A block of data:
>> begin

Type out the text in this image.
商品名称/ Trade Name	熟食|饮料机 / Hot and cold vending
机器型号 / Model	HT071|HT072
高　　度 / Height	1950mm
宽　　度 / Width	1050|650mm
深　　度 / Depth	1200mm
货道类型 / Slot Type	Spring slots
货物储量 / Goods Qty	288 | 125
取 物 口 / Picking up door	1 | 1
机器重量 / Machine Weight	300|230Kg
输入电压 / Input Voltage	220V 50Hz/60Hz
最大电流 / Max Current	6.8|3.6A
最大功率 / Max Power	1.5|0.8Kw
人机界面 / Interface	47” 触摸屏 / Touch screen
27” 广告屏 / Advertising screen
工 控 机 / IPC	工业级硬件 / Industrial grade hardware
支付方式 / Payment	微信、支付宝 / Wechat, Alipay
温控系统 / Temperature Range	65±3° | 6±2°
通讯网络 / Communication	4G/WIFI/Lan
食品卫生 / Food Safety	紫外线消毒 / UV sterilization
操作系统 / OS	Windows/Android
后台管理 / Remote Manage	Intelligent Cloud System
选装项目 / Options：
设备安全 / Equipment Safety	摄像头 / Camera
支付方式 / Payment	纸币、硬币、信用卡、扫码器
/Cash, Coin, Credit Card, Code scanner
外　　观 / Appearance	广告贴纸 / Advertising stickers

>> end

Work to be completed
The records above should be returned exactly.

Result of the task
Type out the text in this image.
商品名称/ Trade Name	熟食|饮料机 / Hot and cold vending
机器型号 / Model	HT071|HT072
高　　度 / Height	1950mm
宽　　度 / Width	1050|650mm
深　　度 / Depth	1200mm
货道类型 / Slot Type	Spring slots
货物储量 / Goods Qty	288 | 125
取 物 口 / Picking up door	1 | 1
机器重量 / Machine Weight	300|230Kg
输入电压 / Input Voltage	220V 50Hz/60Hz
最大电流 / Max Current	6.8|3.6A
最大功率 / Max Power	1.5|0.8Kw
人机界面 / Interface	47” 触摸屏 / Touch screen
27” 广告屏 / Advertising screen
工 控 机 / IPC	工业级硬件 / Industrial grade hardware
支付方式 / Payment	微信、支付宝 / Wechat, Alipay
温控系统 / Temperature Range	65±3° | 6±2°
通讯网络 / Communication	4G/WIFI/Lan
食品卫生 / Food Safety	紫外线消毒 / UV sterilization
操作系统 / OS	Windows/Android
后台管理 / Remote Manage	Intelligent Cloud System
选装项目 / Options：
设备安全 / Equipment Safety	摄像头 / Camera
支付方式 / Payment	纸币、硬币、信用卡、扫码器
/Cash, Coin, Credit Card, Code scanner
外　　观 / Appearance	广告贴纸 / Advertising stickers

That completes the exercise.